***** Listing

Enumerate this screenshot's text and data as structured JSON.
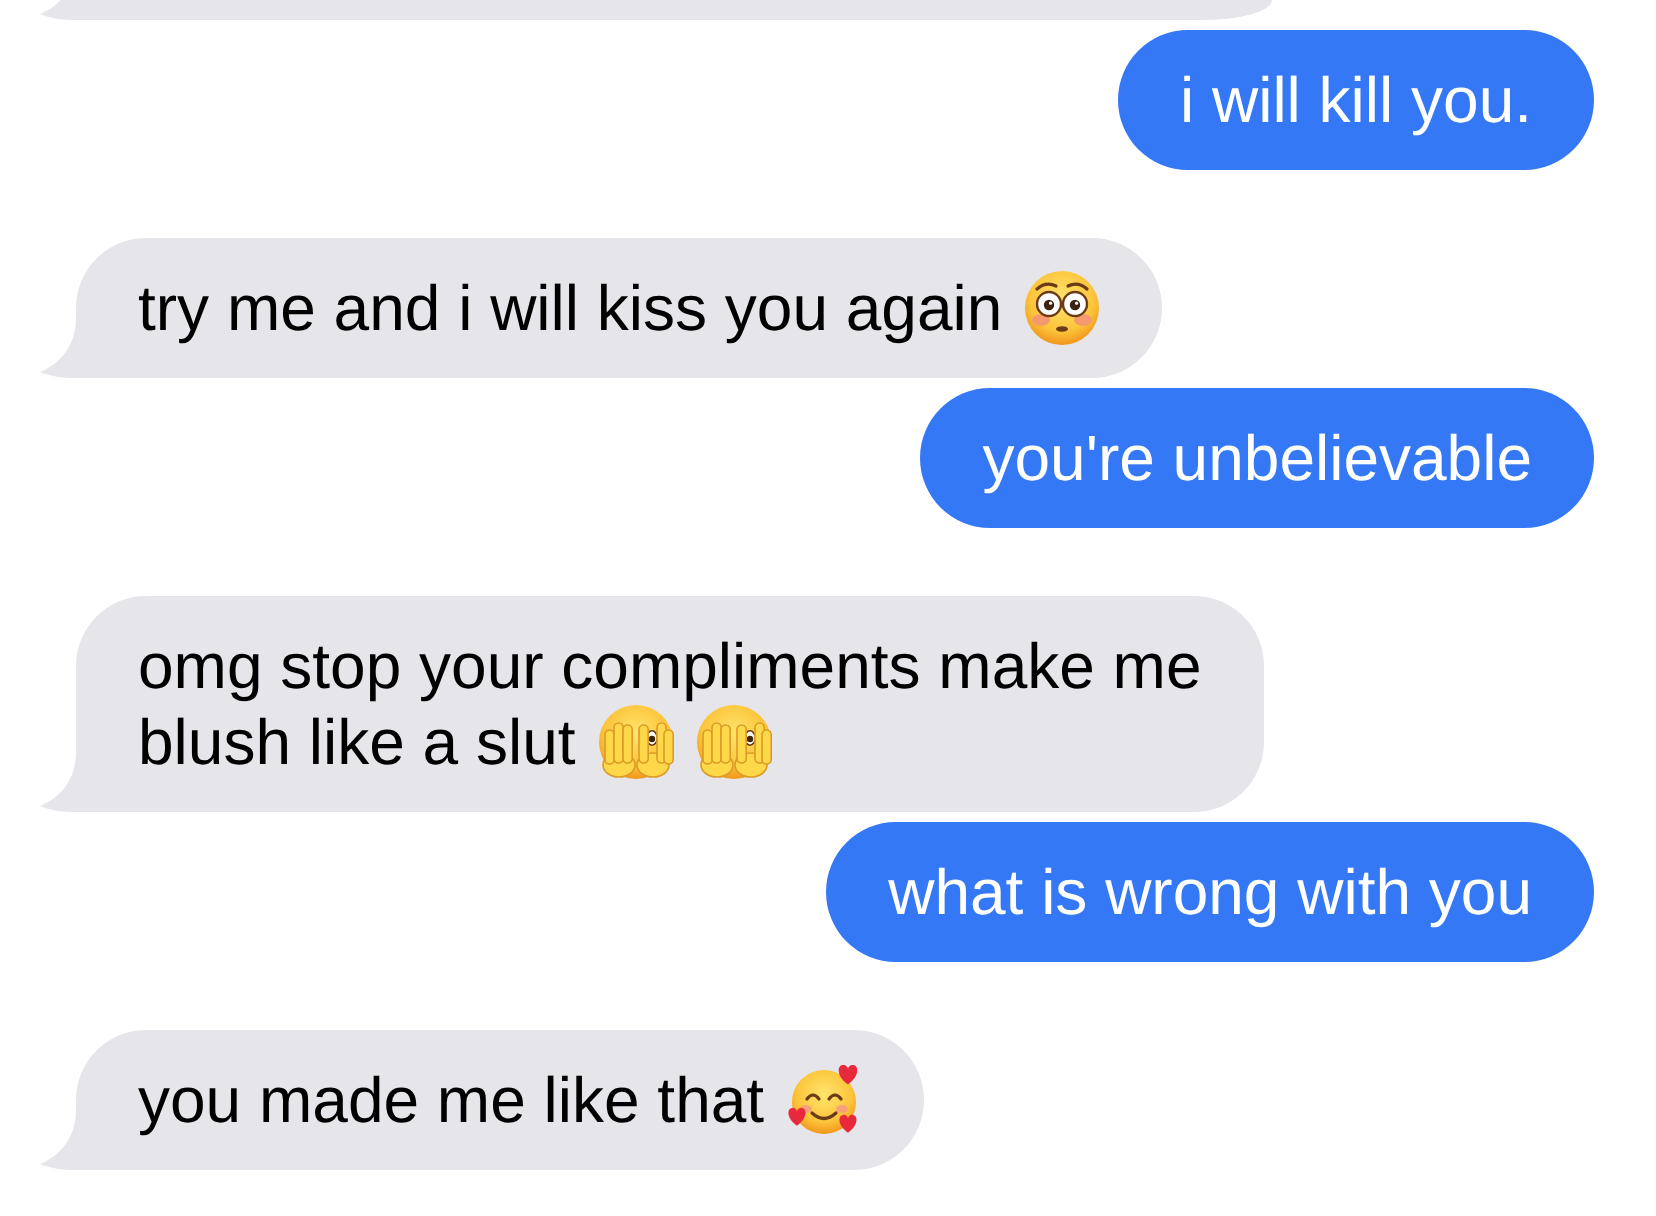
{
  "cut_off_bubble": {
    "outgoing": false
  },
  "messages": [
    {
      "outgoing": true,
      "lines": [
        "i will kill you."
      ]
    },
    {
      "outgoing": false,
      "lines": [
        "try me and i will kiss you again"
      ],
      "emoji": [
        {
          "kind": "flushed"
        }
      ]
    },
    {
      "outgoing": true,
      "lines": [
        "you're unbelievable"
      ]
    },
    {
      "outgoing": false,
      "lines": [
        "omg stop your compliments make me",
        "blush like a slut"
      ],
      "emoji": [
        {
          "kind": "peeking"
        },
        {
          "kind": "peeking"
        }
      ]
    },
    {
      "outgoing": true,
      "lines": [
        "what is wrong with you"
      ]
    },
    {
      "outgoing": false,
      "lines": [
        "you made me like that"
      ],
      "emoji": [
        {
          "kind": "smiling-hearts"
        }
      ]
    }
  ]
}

**********
***** Listing

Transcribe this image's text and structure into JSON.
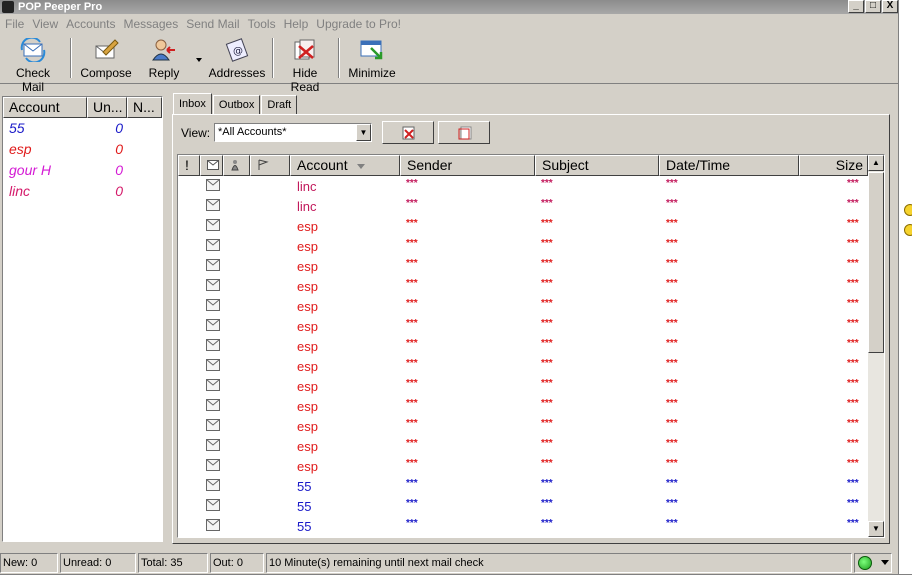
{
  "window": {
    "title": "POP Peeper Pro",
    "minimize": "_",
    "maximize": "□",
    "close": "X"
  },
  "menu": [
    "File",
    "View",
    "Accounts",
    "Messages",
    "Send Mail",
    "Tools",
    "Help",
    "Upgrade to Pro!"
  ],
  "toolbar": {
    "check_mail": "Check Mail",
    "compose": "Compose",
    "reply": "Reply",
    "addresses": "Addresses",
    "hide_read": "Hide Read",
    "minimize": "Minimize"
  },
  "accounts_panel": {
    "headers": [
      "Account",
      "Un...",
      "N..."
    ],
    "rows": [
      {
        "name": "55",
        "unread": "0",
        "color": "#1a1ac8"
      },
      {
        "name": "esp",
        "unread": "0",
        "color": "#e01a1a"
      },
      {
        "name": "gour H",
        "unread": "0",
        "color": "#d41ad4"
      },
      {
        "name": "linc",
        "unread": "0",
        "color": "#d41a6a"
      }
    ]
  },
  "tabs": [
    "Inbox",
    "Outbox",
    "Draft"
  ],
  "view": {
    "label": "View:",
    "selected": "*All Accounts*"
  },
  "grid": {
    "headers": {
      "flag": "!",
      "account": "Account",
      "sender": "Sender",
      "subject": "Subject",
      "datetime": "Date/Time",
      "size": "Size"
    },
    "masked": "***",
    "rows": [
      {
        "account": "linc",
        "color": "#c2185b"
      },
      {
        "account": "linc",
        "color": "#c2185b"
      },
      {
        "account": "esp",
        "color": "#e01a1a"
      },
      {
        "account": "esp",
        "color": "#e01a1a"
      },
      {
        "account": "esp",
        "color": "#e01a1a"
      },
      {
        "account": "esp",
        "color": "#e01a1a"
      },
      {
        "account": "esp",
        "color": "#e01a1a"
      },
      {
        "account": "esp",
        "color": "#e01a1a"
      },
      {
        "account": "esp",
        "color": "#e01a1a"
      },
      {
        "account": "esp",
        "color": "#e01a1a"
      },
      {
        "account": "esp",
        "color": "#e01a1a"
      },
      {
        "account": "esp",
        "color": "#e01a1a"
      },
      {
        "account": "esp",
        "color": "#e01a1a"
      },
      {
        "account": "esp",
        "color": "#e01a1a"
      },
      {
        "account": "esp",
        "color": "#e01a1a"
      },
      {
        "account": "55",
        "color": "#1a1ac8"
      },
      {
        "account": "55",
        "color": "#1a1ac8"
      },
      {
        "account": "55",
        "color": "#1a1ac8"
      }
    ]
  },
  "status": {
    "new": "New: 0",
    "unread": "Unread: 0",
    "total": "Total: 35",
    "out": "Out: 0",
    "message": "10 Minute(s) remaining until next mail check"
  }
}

**********

Lines that hold the word "name" are the ones to return, every one of them.

Finished answer:
        "name": "55",
        "name": "esp",
        "name": "gour H",
        "name": "linc",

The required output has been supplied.